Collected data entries
※ ※ ※

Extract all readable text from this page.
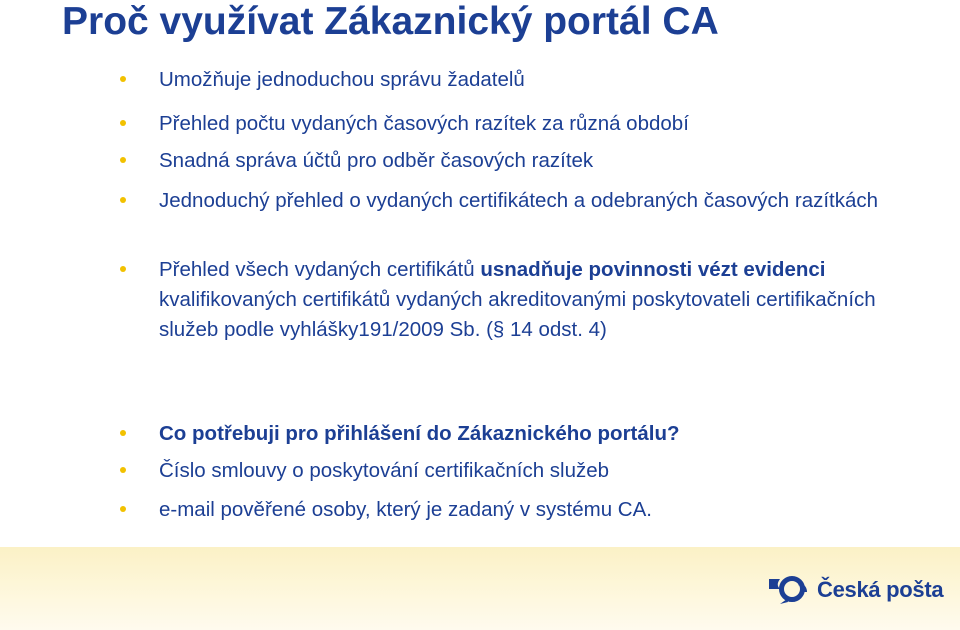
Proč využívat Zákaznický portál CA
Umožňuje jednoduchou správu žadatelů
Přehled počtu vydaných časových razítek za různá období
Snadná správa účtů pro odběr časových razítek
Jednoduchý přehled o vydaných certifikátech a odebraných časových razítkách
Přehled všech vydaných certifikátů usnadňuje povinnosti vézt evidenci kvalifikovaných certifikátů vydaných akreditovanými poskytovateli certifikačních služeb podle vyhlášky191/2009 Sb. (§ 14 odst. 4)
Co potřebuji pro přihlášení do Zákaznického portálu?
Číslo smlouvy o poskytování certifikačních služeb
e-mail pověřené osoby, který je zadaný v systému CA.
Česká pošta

※ ※ ※

(What is needed) Restate each entry word for word, please, but drop any images it holds.

(The response)
Extract all readable text from this page.
Proč využívat Zákaznický portál CA
Umožňuje jednoduchou správu žadatelů
Přehled počtu vydaných časových razítek za různá období
Snadná správa účtů pro odběr časových razítek
Jednoduchý přehled o vydaných certifikátech a odebraných časových razítkách
Přehled všech vydaných certifikátů usnadňuje povinnosti vézt evidenci kvalifikovaných certifikátů vydaných akreditovanými poskytovateli certifikačních služeb podle vyhlášky191/2009 Sb. (§ 14 odst. 4)
Co potřebuji pro přihlášení do Zákaznického portálu?
Číslo smlouvy o poskytování certifikačních služeb
e-mail pověřené osoby, který je zadaný v systému CA.
Česká pošta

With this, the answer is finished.